### Excerpted passage
□ □ □ □ □
Stateful is a game state management and input library for MonoGame and XNA. It grew out of my frustration with the Game State Management sample that everybody and their brother was using in their XNA projects, and when I started to move towards using MonoGame, I brought it along with me.
Stateful is licensed under the ISC license, under LICENSE.md in this repo.
Contact: Ed Ropple ([email protected])
Currently, Stateful is essentially feature-complete for Windows and MonoGame only. As I'm not using XNA myself anymore, it doesn't have a project for that (though given MonoGame's compatibility, it should be as simple as creating a project, copying over the MonoGame.Windows files, and adding the appropriate dependencies). Similarly, it shouldn't be too hard to create MacOS and Linux ports on a similar basis.
Eventually (read: when I need it), I'll be adding gesture and touch support for MonoGame. That should probably work with XNA on Windows Phone 7, too, but I don't have any interest in supporting that.
□ □ □ □ □
### Extracted material
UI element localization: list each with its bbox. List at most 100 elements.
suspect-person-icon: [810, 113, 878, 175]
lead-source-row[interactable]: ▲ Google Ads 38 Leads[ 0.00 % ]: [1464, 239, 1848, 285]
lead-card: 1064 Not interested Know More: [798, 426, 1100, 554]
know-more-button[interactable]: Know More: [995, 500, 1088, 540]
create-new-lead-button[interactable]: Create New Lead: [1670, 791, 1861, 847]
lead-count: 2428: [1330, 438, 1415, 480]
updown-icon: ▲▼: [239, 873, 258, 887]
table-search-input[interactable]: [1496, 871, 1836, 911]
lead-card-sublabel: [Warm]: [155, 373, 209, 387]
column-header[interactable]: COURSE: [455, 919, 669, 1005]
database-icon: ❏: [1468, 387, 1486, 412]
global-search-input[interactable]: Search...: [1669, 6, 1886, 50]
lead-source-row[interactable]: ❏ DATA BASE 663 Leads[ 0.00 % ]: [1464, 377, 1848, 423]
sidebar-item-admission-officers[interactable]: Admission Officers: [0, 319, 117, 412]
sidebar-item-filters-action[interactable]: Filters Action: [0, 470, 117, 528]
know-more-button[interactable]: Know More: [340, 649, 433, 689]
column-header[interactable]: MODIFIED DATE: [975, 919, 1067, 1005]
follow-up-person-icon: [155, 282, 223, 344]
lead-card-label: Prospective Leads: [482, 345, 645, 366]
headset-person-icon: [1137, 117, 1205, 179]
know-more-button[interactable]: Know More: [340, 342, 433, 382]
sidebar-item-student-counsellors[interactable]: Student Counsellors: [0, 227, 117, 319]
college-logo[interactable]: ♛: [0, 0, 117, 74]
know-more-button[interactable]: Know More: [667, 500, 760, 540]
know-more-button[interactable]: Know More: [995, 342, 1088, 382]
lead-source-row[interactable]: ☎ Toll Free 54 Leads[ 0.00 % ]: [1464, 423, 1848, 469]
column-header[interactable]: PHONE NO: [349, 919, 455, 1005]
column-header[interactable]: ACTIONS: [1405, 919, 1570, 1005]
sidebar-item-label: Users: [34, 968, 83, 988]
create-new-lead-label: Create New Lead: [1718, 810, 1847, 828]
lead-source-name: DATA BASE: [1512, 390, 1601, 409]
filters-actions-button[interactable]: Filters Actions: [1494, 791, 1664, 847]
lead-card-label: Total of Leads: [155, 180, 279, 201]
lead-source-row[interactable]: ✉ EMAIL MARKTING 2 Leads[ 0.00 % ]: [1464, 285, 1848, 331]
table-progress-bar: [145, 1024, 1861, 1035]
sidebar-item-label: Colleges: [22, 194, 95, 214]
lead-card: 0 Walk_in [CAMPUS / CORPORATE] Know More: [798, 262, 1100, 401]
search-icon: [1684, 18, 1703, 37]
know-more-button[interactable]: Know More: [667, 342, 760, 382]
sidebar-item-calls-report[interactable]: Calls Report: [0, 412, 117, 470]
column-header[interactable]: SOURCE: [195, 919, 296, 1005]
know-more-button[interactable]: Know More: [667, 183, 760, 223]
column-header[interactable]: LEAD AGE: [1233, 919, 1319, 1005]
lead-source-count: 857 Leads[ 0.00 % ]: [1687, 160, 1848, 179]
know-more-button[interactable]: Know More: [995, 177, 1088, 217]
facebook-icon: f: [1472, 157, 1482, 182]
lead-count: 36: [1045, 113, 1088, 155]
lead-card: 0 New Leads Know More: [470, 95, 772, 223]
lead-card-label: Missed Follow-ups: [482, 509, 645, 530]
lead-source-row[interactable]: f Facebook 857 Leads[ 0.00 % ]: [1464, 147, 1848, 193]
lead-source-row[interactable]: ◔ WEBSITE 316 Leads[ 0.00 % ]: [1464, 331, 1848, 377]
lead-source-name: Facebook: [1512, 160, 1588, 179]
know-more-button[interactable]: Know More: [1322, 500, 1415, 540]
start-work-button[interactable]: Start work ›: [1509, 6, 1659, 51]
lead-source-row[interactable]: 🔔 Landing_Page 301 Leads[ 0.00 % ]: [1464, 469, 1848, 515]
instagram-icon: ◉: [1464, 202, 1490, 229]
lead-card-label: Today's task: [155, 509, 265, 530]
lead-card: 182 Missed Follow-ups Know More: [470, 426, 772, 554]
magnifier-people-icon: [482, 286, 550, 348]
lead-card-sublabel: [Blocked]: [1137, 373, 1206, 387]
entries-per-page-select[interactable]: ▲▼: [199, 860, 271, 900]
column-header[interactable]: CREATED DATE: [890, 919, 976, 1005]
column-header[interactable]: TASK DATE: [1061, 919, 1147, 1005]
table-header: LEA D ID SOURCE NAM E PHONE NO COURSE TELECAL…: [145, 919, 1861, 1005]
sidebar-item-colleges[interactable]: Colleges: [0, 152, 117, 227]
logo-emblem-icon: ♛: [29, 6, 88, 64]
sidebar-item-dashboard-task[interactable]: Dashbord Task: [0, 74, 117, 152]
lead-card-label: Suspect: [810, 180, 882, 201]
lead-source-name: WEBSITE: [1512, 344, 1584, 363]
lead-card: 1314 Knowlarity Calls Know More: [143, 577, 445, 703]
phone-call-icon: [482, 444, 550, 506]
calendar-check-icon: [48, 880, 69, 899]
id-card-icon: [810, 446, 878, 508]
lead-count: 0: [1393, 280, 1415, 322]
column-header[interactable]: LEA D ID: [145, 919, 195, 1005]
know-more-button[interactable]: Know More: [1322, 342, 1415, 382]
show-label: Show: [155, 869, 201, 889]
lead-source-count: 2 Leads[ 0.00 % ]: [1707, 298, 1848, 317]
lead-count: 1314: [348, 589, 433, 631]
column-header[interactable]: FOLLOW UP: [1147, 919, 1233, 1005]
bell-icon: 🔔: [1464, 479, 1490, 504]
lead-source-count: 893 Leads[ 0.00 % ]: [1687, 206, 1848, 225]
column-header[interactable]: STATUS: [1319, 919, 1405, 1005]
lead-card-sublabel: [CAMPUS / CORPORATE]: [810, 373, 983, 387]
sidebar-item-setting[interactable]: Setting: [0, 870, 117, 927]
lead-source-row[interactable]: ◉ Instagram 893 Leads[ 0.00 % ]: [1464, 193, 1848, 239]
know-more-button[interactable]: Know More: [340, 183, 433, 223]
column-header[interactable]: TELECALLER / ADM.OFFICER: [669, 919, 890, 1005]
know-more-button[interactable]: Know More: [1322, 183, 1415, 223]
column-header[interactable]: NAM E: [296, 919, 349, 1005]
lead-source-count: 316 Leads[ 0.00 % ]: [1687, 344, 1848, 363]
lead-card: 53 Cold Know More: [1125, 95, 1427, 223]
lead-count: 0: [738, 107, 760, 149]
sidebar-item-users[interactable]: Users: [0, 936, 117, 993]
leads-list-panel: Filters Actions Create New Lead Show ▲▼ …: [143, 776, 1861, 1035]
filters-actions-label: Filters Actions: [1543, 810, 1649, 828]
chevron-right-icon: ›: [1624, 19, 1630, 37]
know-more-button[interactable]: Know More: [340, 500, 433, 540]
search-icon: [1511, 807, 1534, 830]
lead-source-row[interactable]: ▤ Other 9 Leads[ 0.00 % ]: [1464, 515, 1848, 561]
□ □ □ □ □
### Exercise prompt
Write out the passage from the Stateful library text between "Eventually (read: when" and "in supporting that.", inclusive. The records stand apart from the text about the Stateful library and are unrelated to it.

### Reply to the task
Eventually (read: when I need it), I'll be adding gesture and touch support for MonoGame. That should probably work with XNA on Windows Phone 7, too, but I don't have any interest in supporting that.